SET EXERCISE =>
In the data below, swap every instance of "sidebar-item-label" for "nav-item-label" and leave everything else unchanged.

SUPPLIED DATA =>
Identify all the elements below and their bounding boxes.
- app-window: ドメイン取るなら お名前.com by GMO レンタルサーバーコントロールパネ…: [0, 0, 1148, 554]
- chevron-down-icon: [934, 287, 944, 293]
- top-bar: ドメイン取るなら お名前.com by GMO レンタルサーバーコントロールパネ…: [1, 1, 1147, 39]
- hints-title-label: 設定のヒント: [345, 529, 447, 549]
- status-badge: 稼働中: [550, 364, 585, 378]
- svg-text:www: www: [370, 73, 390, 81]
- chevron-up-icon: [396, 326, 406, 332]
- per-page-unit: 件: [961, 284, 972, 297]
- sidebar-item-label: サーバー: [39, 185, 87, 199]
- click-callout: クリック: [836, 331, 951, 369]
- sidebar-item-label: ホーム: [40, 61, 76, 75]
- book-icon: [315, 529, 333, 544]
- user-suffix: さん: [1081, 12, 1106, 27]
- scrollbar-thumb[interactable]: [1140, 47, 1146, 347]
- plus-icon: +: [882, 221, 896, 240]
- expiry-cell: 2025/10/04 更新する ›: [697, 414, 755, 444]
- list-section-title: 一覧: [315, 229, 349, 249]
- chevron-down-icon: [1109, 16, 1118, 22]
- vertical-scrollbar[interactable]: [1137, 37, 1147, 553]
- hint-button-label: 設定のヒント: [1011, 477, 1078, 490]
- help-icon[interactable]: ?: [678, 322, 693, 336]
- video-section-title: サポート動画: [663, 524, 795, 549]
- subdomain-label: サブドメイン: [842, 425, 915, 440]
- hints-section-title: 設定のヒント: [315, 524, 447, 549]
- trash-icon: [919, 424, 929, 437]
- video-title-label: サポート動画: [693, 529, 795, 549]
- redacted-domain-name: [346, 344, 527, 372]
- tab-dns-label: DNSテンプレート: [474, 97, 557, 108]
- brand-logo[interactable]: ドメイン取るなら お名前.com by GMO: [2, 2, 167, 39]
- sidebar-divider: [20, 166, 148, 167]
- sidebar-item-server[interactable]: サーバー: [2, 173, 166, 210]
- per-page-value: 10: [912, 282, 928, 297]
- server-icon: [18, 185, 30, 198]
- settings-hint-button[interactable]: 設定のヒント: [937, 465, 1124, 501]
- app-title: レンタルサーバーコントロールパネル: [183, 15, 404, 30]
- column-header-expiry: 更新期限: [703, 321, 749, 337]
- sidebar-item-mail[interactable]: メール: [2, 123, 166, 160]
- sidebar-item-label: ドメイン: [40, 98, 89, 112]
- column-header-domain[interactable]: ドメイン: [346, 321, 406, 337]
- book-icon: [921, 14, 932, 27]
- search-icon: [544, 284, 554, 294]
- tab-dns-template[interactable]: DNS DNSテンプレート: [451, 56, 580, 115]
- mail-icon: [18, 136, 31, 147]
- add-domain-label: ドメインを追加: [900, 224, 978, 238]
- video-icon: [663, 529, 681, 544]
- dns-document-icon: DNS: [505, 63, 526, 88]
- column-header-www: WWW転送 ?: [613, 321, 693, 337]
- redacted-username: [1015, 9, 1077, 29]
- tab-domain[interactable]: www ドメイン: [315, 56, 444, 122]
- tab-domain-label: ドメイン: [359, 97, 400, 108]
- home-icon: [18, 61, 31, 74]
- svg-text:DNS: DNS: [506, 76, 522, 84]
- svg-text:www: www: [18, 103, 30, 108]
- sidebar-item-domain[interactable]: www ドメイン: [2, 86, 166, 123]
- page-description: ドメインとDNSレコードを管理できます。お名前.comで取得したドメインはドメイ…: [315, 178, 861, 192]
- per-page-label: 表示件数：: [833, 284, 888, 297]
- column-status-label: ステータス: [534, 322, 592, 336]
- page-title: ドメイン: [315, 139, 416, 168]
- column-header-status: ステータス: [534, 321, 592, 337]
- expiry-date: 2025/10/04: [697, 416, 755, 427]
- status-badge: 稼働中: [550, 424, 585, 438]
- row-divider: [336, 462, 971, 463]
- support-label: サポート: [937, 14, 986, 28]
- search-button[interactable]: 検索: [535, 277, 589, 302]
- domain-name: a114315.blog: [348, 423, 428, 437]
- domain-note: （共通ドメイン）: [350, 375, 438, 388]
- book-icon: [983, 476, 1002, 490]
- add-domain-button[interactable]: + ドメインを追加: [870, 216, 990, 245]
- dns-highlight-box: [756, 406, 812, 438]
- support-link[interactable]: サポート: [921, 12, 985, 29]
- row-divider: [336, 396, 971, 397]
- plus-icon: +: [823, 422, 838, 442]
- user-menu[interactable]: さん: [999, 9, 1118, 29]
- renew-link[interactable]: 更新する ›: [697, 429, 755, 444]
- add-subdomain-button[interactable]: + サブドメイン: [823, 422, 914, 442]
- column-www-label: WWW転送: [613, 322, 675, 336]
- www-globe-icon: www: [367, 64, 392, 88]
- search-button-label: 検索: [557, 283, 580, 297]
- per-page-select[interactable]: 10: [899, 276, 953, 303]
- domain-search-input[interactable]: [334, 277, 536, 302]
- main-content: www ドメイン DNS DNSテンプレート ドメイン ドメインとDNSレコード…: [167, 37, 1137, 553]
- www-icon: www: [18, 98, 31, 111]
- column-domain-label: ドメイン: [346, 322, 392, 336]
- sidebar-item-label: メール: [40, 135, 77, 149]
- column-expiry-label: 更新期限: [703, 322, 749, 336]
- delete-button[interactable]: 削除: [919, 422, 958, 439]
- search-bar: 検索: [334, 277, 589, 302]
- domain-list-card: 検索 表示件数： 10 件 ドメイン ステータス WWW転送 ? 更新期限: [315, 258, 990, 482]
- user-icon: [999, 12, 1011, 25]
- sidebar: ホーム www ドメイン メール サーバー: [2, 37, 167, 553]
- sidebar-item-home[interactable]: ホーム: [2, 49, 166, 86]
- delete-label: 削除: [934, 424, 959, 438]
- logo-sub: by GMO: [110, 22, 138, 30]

THE COMPLETED TASK =>
Identify all the elements below and their bounding boxes.
- app-window: ドメイン取るなら お名前.com by GMO レンタルサーバーコントロールパネ…: [0, 0, 1148, 554]
- chevron-down-icon: [934, 287, 944, 293]
- top-bar: ドメイン取るなら お名前.com by GMO レンタルサーバーコントロールパネ…: [1, 1, 1147, 39]
- hints-title-label: 設定のヒント: [345, 529, 447, 549]
- status-badge: 稼働中: [550, 364, 585, 378]
- svg-text:www: www: [370, 73, 390, 81]
- chevron-up-icon: [396, 326, 406, 332]
- per-page-unit: 件: [961, 284, 972, 297]
- nav-item-label: サーバー: [39, 185, 87, 199]
- click-callout: クリック: [836, 331, 951, 369]
- nav-item-label: ホーム: [40, 61, 76, 75]
- book-icon: [315, 529, 333, 544]
- user-suffix: さん: [1081, 12, 1106, 27]
- scrollbar-thumb[interactable]: [1140, 47, 1146, 347]
- plus-icon: +: [882, 221, 896, 240]
- expiry-cell: 2025/10/04 更新する ›: [697, 414, 755, 444]
- list-section-title: 一覧: [315, 229, 349, 249]
- chevron-down-icon: [1109, 16, 1118, 22]
- vertical-scrollbar[interactable]: [1137, 37, 1147, 553]
- hint-button-label: 設定のヒント: [1011, 477, 1078, 490]
- help-icon[interactable]: ?: [678, 322, 693, 336]
- video-section-title: サポート動画: [663, 524, 795, 549]
- subdomain-label: サブドメイン: [842, 425, 915, 440]
- hints-section-title: 設定のヒント: [315, 524, 447, 549]
- trash-icon: [919, 424, 929, 437]
- video-title-label: サポート動画: [693, 529, 795, 549]
- redacted-domain-name: [346, 344, 527, 372]
- tab-dns-label: DNSテンプレート: [474, 97, 557, 108]
- brand-logo[interactable]: ドメイン取るなら お名前.com by GMO: [2, 2, 167, 39]
- sidebar-divider: [20, 166, 148, 167]
- sidebar-item-server[interactable]: サーバー: [2, 173, 166, 210]
- per-page-value: 10: [912, 282, 928, 297]
- server-icon: [18, 185, 30, 198]
- settings-hint-button[interactable]: 設定のヒント: [937, 465, 1124, 501]
- app-title: レンタルサーバーコントロールパネル: [183, 15, 404, 30]
- column-header-expiry: 更新期限: [703, 321, 749, 337]
- sidebar-item-mail[interactable]: メール: [2, 123, 166, 160]
- nav-item-label: ドメイン: [40, 98, 89, 112]
- column-header-domain[interactable]: ドメイン: [346, 321, 406, 337]
- book-icon: [921, 14, 932, 27]
- search-icon: [544, 284, 554, 294]
- tab-dns-template[interactable]: DNS DNSテンプレート: [451, 56, 580, 115]
- mail-icon: [18, 136, 31, 147]
- add-domain-label: ドメインを追加: [900, 224, 978, 238]
- video-icon: [663, 529, 681, 544]
- dns-document-icon: DNS: [505, 63, 526, 88]
- column-header-www: WWW転送 ?: [613, 321, 693, 337]
- redacted-username: [1015, 9, 1077, 29]
- tab-domain[interactable]: www ドメイン: [315, 56, 444, 122]
- tab-domain-label: ドメイン: [359, 97, 400, 108]
- home-icon: [18, 61, 31, 74]
- svg-text:DNS: DNS: [506, 76, 522, 84]
- svg-text:www: www: [18, 103, 30, 108]
- sidebar-item-domain[interactable]: www ドメイン: [2, 86, 166, 123]
- page-description: ドメインとDNSレコードを管理できます。お名前.comで取得したドメインはドメイ…: [315, 178, 861, 192]
- per-page-label: 表示件数：: [833, 284, 888, 297]
- column-status-label: ステータス: [534, 322, 592, 336]
- page-title: ドメイン: [315, 139, 416, 168]
- column-header-status: ステータス: [534, 321, 592, 337]
- expiry-date: 2025/10/04: [697, 416, 755, 427]
- status-badge: 稼働中: [550, 424, 585, 438]
- row-divider: [336, 462, 971, 463]
- support-label: サポート: [937, 14, 986, 28]
- search-button[interactable]: 検索: [535, 277, 589, 302]
- domain-name: a114315.blog: [348, 423, 428, 437]
- domain-note: （共通ドメイン）: [350, 375, 438, 388]
- book-icon: [983, 476, 1002, 490]
- add-domain-button[interactable]: + ドメインを追加: [870, 216, 990, 245]
- dns-highlight-box: [756, 406, 812, 438]
- support-link[interactable]: サポート: [921, 12, 985, 29]
- row-divider: [336, 396, 971, 397]
- plus-icon: +: [823, 422, 838, 442]
- user-menu[interactable]: さん: [999, 9, 1118, 29]
- renew-link[interactable]: 更新する ›: [697, 429, 755, 444]
- add-subdomain-button[interactable]: + サブドメイン: [823, 422, 914, 442]
- column-www-label: WWW転送: [613, 322, 675, 336]
- www-globe-icon: www: [367, 64, 392, 88]
- search-button-label: 検索: [557, 283, 580, 297]
- per-page-select[interactable]: 10: [899, 276, 953, 303]
- domain-search-input[interactable]: [334, 277, 536, 302]
- main-content: www ドメイン DNS DNSテンプレート ドメイン ドメインとDNSレコード…: [167, 37, 1137, 553]
- www-icon: www: [18, 98, 31, 111]
- column-domain-label: ドメイン: [346, 322, 392, 336]
- nav-item-label: メール: [40, 135, 77, 149]
- column-expiry-label: 更新期限: [703, 322, 749, 336]
- delete-button[interactable]: 削除: [919, 422, 958, 439]
- search-bar: 検索: [334, 277, 589, 302]
- domain-list-card: 検索 表示件数： 10 件 ドメイン ステータス WWW転送 ? 更新期限: [315, 258, 990, 482]
- user-icon: [999, 12, 1011, 25]
- sidebar: ホーム www ドメイン メール サーバー: [2, 37, 167, 553]
- sidebar-item-home[interactable]: ホーム: [2, 49, 166, 86]
- delete-label: 削除: [934, 424, 959, 438]
- logo-sub: by GMO: [110, 22, 138, 30]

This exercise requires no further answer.